§ What is required
Look through the material below. Copy every line with the string "this" in it.
::::::::::
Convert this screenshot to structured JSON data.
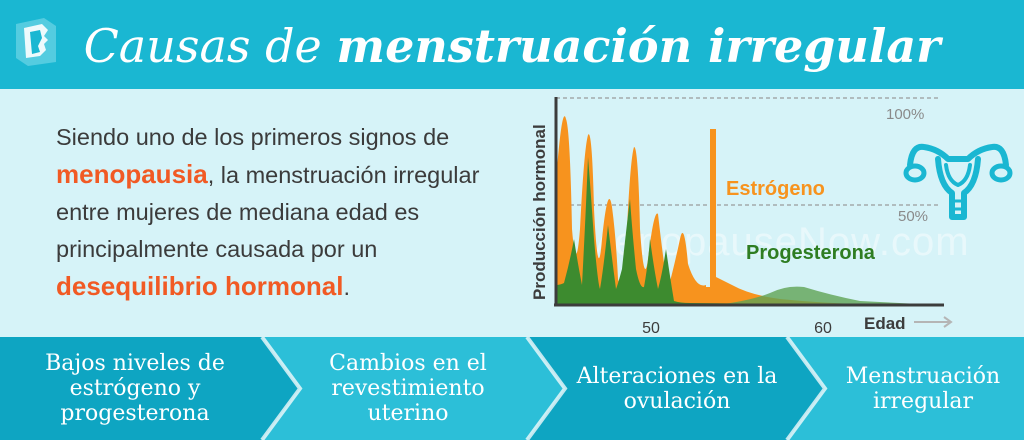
{
  "header": {
    "title_part1": "Causas de",
    "title_part2": "menstruación irregular"
  },
  "intro": {
    "text_1": "Siendo uno de los primeros signos de ",
    "highlight_1": "menopausia",
    "text_2": ", la menstruación irregular entre mujeres de mediana edad es principalmente causada por un ",
    "highlight_2": "desequilibrio hormonal",
    "text_3": "."
  },
  "chart_data": {
    "type": "area",
    "ylabel": "Producción hormonal",
    "xlabel": "Edad",
    "x_ticks": [
      "50",
      "60"
    ],
    "y_ticks": [
      "100%",
      "50%"
    ],
    "series": [
      {
        "name": "Estrógeno",
        "color": "#f7931e"
      },
      {
        "name": "Progesterona",
        "color": "#3a7d2c"
      }
    ]
  },
  "watermark": "MenopauseNow.com",
  "colors": {
    "header": "#1ab7d2",
    "background": "#d6f3f8",
    "highlight": "#f15a24",
    "estrogen": "#f7931e",
    "progesterone": "#3a7d2c",
    "steps_dark": "#0ea5c2",
    "steps_light": "#2cbfd8"
  },
  "icons": {
    "logo": "face-profile-logo",
    "uterus": "uterus-icon"
  },
  "steps": [
    {
      "label": "Bajos niveles de estrógeno y progesterona"
    },
    {
      "label": "Cambios en el revestimiento uterino"
    },
    {
      "label": "Alteraciones en la ovulación"
    },
    {
      "label": "Menstruación irregular"
    }
  ]
}
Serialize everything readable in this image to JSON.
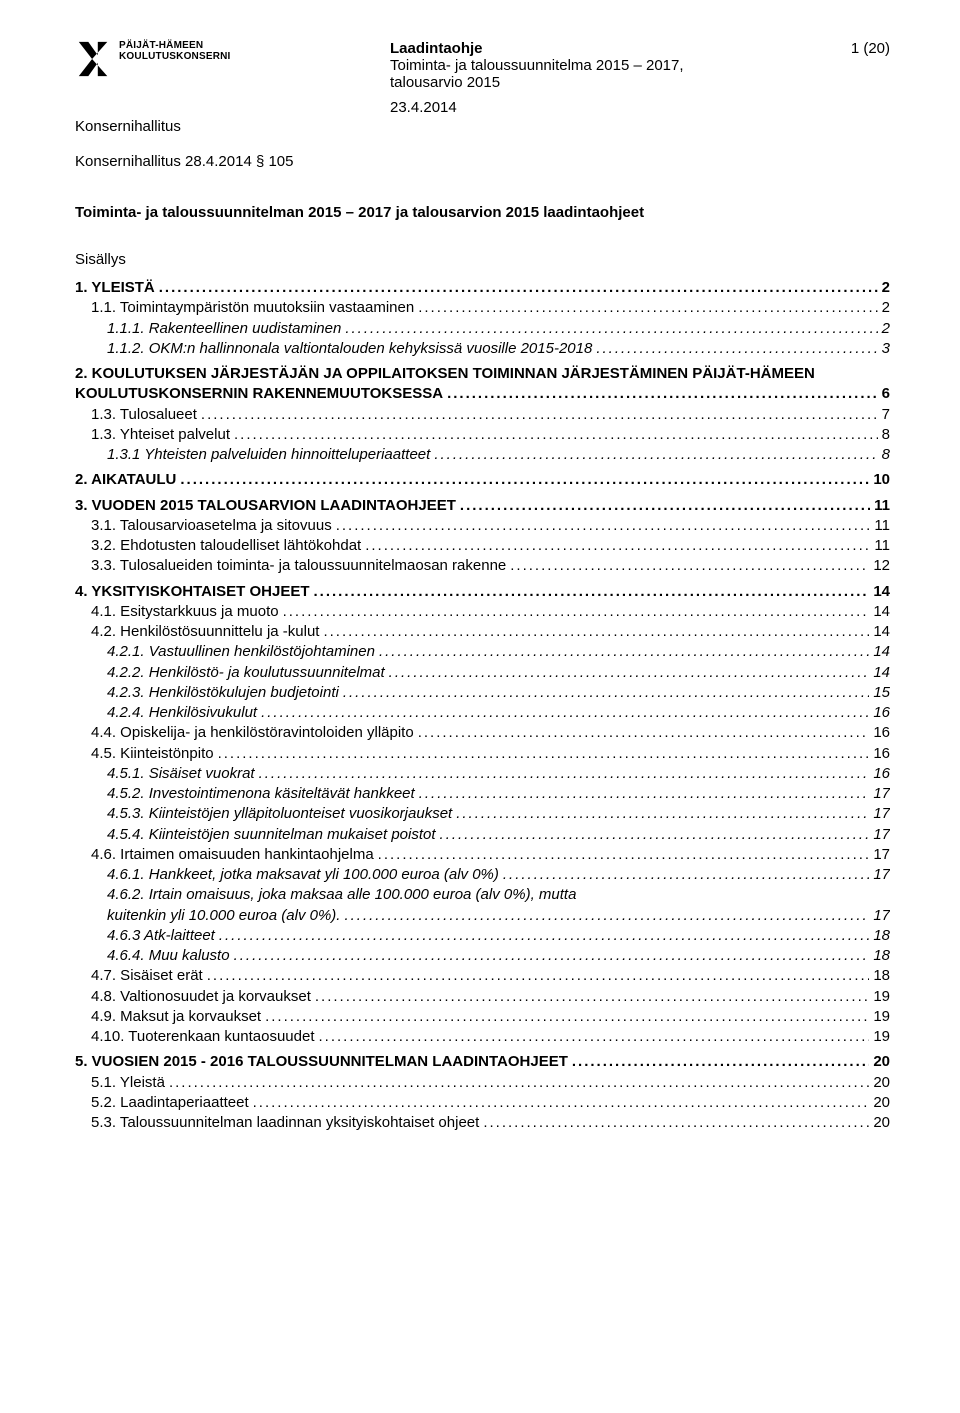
{
  "logo": {
    "line1": "PÄIJÄT-HÄMEEN",
    "line2": "KOULUTUSKONSERNI"
  },
  "header": {
    "title": "Laadintaohje",
    "sub1": "Toiminta- ja taloussuunnitelma 2015 – 2017,",
    "sub2": "talousarvio 2015",
    "page": "1 (20)",
    "date": "23.4.2014"
  },
  "konsernihallitus": "Konsernihallitus",
  "konserni_line": "Konsernihallitus 28.4.2014 § 105",
  "main_title": "Toiminta- ja taloussuunnitelman 2015 – 2017 ja talousarvion 2015 laadintaohjeet",
  "sisallys": "Sisällys",
  "toc": [
    {
      "level": 1,
      "label": "1.  YLEISTÄ",
      "page": "2"
    },
    {
      "level": 2,
      "label": "1.1.  Toimintaympäristön muutoksiin vastaaminen",
      "page": "2"
    },
    {
      "level": 3,
      "label": "1.1.1.  Rakenteellinen uudistaminen",
      "page": "2"
    },
    {
      "level": 3,
      "label": "1.1.2.  OKM:n hallinnonala valtiontalouden kehyksissä vuosille 2015-2018",
      "page": "3"
    },
    {
      "level": 1,
      "label": "2.  KOULUTUKSEN JÄRJESTÄJÄN JA OPPILAITOKSEN TOIMINNAN JÄRJESTÄMINEN PÄIJÄT-HÄMEEN KOULUTUSKONSERNIN RAKENNEMUUTOKSESSA",
      "page": "6",
      "wrap": true
    },
    {
      "level": 2,
      "label": "1.3. Tulosalueet",
      "page": "7"
    },
    {
      "level": 2,
      "label": "1.3.  Yhteiset palvelut",
      "page": "8"
    },
    {
      "level": 3,
      "label": "1.3.1 Yhteisten palveluiden hinnoitteluperiaatteet",
      "page": "8"
    },
    {
      "level": 1,
      "label": "2.  AIKATAULU",
      "page": "10"
    },
    {
      "level": 1,
      "label": "3. VUODEN 2015 TALOUSARVION LAADINTAOHJEET",
      "page": "11"
    },
    {
      "level": 2,
      "label": "3.1.  Talousarvioasetelma ja sitovuus",
      "page": "11"
    },
    {
      "level": 2,
      "label": "3.2.  Ehdotusten taloudelliset lähtökohdat",
      "page": "11"
    },
    {
      "level": 2,
      "label": "3.3.  Tulosalueiden toiminta- ja taloussuunnitelmaosan rakenne",
      "page": "12"
    },
    {
      "level": 1,
      "label": "4.  YKSITYISKOHTAISET OHJEET",
      "page": "14"
    },
    {
      "level": 2,
      "label": "4.1.  Esitystarkkuus ja muoto",
      "page": "14"
    },
    {
      "level": 2,
      "label": "4.2.  Henkilöstösuunnittelu ja -kulut",
      "page": "14"
    },
    {
      "level": 3,
      "label": "4.2.1. Vastuullinen henkilöstöjohtaminen",
      "page": "14"
    },
    {
      "level": 3,
      "label": "4.2.2. Henkilöstö- ja koulutussuunnitelmat",
      "page": "14"
    },
    {
      "level": 3,
      "label": "4.2.3. Henkilöstökulujen budjetointi",
      "page": "15"
    },
    {
      "level": 3,
      "label": "4.2.4. Henkilösivukulut",
      "page": "16"
    },
    {
      "level": 2,
      "label": "4.4.  Opiskelija- ja henkilöstöravintoloiden ylläpito",
      "page": "16"
    },
    {
      "level": 2,
      "label": "4.5.  Kiinteistönpito",
      "page": "16"
    },
    {
      "level": 3,
      "label": "4.5.1.  Sisäiset vuokrat",
      "page": "16"
    },
    {
      "level": 3,
      "label": "4.5.2.  Investointimenona käsiteltävät hankkeet",
      "page": "17"
    },
    {
      "level": 3,
      "label": "4.5.3.  Kiinteistöjen ylläpitoluonteiset vuosikorjaukset",
      "page": "17"
    },
    {
      "level": 3,
      "label": "4.5.4.  Kiinteistöjen suunnitelman mukaiset poistot",
      "page": "17"
    },
    {
      "level": 2,
      "label": "4.6.  Irtaimen omaisuuden hankintaohjelma",
      "page": "17"
    },
    {
      "level": 3,
      "label": "4.6.1.  Hankkeet, jotka maksavat yli 100.000 euroa (alv 0%)",
      "page": "17"
    },
    {
      "level": 3,
      "label": "4.6.2.  Irtain omaisuus, joka maksaa alle 100.000 euroa (alv 0%), mutta kuitenkin yli 10.000 euroa (alv 0%).",
      "page": "17",
      "wrap": true
    },
    {
      "level": 3,
      "label": "4.6.3 Atk-laitteet",
      "page": "18"
    },
    {
      "level": 3,
      "label": "4.6.4. Muu kalusto",
      "page": "18"
    },
    {
      "level": 2,
      "label": "4.7.  Sisäiset erät",
      "page": "18"
    },
    {
      "level": 2,
      "label": "4.8.  Valtionosuudet ja korvaukset",
      "page": "19"
    },
    {
      "level": 2,
      "label": "4.9.  Maksut ja korvaukset",
      "page": "19"
    },
    {
      "level": 2,
      "label": "4.10.  Tuoterenkaan kuntaosuudet",
      "page": "19"
    },
    {
      "level": 1,
      "label": "5.  VUOSIEN 2015 - 2016 TALOUSSUUNNITELMAN LAADINTAOHJEET",
      "page": "20"
    },
    {
      "level": 2,
      "label": "5.1.  Yleistä",
      "page": "20"
    },
    {
      "level": 2,
      "label": "5.2.  Laadintaperiaatteet",
      "page": "20"
    },
    {
      "level": 2,
      "label": "5.3.  Taloussuunnitelman laadinnan yksityiskohtaiset ohjeet",
      "page": "20"
    }
  ]
}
::::::::::
§ The response
Convert this screenshot to structured JSON data.
Serialize everything readable in this image to JSON.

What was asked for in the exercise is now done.